_DATA LINES_.
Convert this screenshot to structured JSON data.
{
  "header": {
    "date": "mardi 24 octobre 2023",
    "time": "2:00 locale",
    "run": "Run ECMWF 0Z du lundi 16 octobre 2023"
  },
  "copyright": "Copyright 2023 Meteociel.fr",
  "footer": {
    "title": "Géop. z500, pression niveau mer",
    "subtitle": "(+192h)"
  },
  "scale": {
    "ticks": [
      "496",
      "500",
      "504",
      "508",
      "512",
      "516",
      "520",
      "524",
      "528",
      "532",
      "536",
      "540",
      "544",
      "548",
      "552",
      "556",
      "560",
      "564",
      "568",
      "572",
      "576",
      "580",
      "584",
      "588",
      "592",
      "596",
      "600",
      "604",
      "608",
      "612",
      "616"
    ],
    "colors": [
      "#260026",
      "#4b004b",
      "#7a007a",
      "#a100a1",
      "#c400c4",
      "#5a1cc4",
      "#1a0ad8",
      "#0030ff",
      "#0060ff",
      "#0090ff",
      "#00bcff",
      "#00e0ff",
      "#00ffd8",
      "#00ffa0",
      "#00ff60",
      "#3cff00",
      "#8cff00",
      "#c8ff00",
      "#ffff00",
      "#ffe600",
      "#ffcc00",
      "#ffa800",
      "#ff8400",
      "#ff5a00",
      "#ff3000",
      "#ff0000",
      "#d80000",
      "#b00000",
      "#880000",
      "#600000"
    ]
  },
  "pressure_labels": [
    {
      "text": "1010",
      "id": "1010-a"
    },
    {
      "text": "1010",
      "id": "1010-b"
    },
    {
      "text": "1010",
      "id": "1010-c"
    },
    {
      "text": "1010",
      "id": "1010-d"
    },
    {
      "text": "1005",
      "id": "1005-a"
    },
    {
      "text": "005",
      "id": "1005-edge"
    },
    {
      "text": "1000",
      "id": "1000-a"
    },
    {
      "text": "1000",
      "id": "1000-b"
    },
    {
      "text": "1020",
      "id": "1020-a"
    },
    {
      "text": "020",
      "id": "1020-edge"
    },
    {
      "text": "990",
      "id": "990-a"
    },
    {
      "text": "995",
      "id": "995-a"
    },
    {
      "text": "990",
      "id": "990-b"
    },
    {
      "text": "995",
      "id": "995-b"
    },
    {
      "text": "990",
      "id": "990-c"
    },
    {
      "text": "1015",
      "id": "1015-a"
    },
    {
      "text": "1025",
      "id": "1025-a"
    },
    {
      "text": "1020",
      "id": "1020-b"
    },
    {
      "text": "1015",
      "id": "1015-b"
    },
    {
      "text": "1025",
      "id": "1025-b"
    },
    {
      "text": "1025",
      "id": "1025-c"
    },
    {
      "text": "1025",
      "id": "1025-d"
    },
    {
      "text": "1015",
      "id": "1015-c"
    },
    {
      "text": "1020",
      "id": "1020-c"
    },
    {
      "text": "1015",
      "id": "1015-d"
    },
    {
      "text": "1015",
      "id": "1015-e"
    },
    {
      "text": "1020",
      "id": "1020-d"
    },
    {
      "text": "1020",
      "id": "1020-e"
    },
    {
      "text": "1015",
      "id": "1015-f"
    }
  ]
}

_WHAT IS BEING ASKED_. Extract all of the data shown above and repeat it verbatim.

_REPLY_.
Convert this screenshot to structured JSON data.
{
  "header": {
    "date": "mardi 24 octobre 2023",
    "time": "2:00 locale",
    "run": "Run ECMWF 0Z du lundi 16 octobre 2023"
  },
  "copyright": "Copyright 2023 Meteociel.fr",
  "footer": {
    "title": "Géop. z500, pression niveau mer",
    "subtitle": "(+192h)"
  },
  "scale": {
    "ticks": [
      "496",
      "500",
      "504",
      "508",
      "512",
      "516",
      "520",
      "524",
      "528",
      "532",
      "536",
      "540",
      "544",
      "548",
      "552",
      "556",
      "560",
      "564",
      "568",
      "572",
      "576",
      "580",
      "584",
      "588",
      "592",
      "596",
      "600",
      "604",
      "608",
      "612",
      "616"
    ],
    "colors": [
      "#260026",
      "#4b004b",
      "#7a007a",
      "#a100a1",
      "#c400c4",
      "#5a1cc4",
      "#1a0ad8",
      "#0030ff",
      "#0060ff",
      "#0090ff",
      "#00bcff",
      "#00e0ff",
      "#00ffd8",
      "#00ffa0",
      "#00ff60",
      "#3cff00",
      "#8cff00",
      "#c8ff00",
      "#ffff00",
      "#ffe600",
      "#ffcc00",
      "#ffa800",
      "#ff8400",
      "#ff5a00",
      "#ff3000",
      "#ff0000",
      "#d80000",
      "#b00000",
      "#880000",
      "#600000"
    ]
  },
  "pressure_labels": [
    {
      "text": "1010",
      "id": "1010-a"
    },
    {
      "text": "1010",
      "id": "1010-b"
    },
    {
      "text": "1010",
      "id": "1010-c"
    },
    {
      "text": "1010",
      "id": "1010-d"
    },
    {
      "text": "1005",
      "id": "1005-a"
    },
    {
      "text": "005",
      "id": "1005-edge"
    },
    {
      "text": "1000",
      "id": "1000-a"
    },
    {
      "text": "1000",
      "id": "1000-b"
    },
    {
      "text": "1020",
      "id": "1020-a"
    },
    {
      "text": "020",
      "id": "1020-edge"
    },
    {
      "text": "990",
      "id": "990-a"
    },
    {
      "text": "995",
      "id": "995-a"
    },
    {
      "text": "990",
      "id": "990-b"
    },
    {
      "text": "995",
      "id": "995-b"
    },
    {
      "text": "990",
      "id": "990-c"
    },
    {
      "text": "1015",
      "id": "1015-a"
    },
    {
      "text": "1025",
      "id": "1025-a"
    },
    {
      "text": "1020",
      "id": "1020-b"
    },
    {
      "text": "1015",
      "id": "1015-b"
    },
    {
      "text": "1025",
      "id": "1025-b"
    },
    {
      "text": "1025",
      "id": "1025-c"
    },
    {
      "text": "1025",
      "id": "1025-d"
    },
    {
      "text": "1015",
      "id": "1015-c"
    },
    {
      "text": "1020",
      "id": "1020-c"
    },
    {
      "text": "1015",
      "id": "1015-d"
    },
    {
      "text": "1015",
      "id": "1015-e"
    },
    {
      "text": "1020",
      "id": "1020-d"
    },
    {
      "text": "1020",
      "id": "1020-e"
    },
    {
      "text": "1015",
      "id": "1015-f"
    }
  ]
}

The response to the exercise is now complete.